──────── SELECTED TEXT
Home Wales Puts Founder Pen Away at Wikipedia, For Now

Wales Puts Founder Pen Away at Wikipedia, For Now

Jimmy Wales has withdrawn from actively editing, as a “founder,” (ie, under a “Founder’s flag“) Wikipedia, the massive online encyclopedia he helped to create, and its allied and subsidiary websites. (Wales remains the Founder-Member of the Wikimedia Foundation’s Board of Trustees and has all the same editorial rights as any other of the organization’s volunteer editors. )

Last week, Fox News started asking representatives at companies that have donated to the group’s Wikimedia Foundation for comment on their discovery that Wikimedia Commons had a large collection of photographs that could be described as pornography, even as child pornography. On hearing this, Wales apparently began unilaterally to delete images from the group’s servers. This set off a great argument among the encyclopedia’s editors.

According to an editor and volunteer at the organization, Wales was not forced out but withdrew as a peace offering to editors who were irked with his decision.
────────────────
──────── DATA SHOWN
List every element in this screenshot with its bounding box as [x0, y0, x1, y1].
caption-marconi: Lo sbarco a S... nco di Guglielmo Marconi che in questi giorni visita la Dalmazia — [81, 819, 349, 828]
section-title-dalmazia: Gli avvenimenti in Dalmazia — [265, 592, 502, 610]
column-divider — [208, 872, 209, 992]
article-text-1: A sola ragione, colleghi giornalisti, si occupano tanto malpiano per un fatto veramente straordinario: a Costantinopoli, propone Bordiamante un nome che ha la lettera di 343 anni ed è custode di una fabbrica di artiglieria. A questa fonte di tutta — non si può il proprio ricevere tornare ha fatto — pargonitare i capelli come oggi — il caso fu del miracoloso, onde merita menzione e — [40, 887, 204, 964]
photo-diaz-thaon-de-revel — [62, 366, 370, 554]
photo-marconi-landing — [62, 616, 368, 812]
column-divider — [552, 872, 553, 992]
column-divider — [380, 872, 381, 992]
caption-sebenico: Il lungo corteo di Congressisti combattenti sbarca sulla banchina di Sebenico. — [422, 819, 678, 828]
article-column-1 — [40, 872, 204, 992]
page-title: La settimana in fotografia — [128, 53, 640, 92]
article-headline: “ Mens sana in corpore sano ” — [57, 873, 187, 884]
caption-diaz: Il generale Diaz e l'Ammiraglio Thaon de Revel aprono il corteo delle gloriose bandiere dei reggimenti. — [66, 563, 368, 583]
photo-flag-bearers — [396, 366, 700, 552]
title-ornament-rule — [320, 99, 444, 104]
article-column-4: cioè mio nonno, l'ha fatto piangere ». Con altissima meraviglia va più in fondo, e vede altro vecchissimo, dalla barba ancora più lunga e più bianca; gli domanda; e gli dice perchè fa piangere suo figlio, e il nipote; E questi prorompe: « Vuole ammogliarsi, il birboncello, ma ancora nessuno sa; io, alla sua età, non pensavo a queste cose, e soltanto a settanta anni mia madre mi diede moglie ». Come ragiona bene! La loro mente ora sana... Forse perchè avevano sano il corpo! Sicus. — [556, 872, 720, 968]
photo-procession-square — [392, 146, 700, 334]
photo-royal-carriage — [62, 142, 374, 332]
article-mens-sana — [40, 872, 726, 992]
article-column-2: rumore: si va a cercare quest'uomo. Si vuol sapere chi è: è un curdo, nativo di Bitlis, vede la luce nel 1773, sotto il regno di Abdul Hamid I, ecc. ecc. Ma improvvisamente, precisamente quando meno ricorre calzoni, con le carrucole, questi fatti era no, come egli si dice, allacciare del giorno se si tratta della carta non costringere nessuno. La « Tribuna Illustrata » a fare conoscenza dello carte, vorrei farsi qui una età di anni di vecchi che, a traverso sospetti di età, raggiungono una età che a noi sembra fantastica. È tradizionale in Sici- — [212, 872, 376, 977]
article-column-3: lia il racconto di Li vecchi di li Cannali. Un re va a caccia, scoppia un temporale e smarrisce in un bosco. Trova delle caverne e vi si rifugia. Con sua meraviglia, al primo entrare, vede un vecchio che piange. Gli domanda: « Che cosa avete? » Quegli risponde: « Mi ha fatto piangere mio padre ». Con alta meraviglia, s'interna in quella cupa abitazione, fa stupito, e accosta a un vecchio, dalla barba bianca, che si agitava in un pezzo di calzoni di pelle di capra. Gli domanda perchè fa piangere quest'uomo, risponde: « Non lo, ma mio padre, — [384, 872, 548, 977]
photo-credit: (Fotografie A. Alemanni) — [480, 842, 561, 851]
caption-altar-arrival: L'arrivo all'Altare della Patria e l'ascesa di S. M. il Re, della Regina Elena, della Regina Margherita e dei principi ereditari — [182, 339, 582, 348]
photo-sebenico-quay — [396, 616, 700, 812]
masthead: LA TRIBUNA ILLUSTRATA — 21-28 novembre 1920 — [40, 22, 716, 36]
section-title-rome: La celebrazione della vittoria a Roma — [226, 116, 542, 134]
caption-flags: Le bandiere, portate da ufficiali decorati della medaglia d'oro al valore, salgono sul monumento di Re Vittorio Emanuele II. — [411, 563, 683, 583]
────────────────
▶ **WHAT IS BEING ASKED**
Continue the article about Jimmy Wales stepping back from editing Wikipedia from the point where it stops. The rows aren't needed for this.

▶ **SOLVED PROBLEM**
Wales said as much in this discussion thread.

“In the interest of encouraging this discussion to be about real philosophical/content issues, rather than be about me and how quickly I acted, I’ve just now removed virtually all permissions to actually do things from the “Founder” flag. I even removed my ability to edit semi-protected pages! (I’ve kept permissions related to ‘viewing’ things.)

I do not want to be a tyrant or dictator. I do not want us to fight about that kind of thing, as it’s really a distraction from our work.”

The widely quoted Fox story was inspired by Larry Sanger, a co-founder currently on the outs with the organization, who reported the hosting of child porn by the organization to the FBI.

Wikimedia Commons, the “free media repository” associated with the encyclopedia, pursues a policy of no censorship and of educational emphasis. The presence of sex and drug-related content has been a thread of debate among editors seeking to hew to these policy points. This “kerfuffle” is just the latest and one of the more dramatic expression of this.

Mr. Sanger responded to our inquiries by email.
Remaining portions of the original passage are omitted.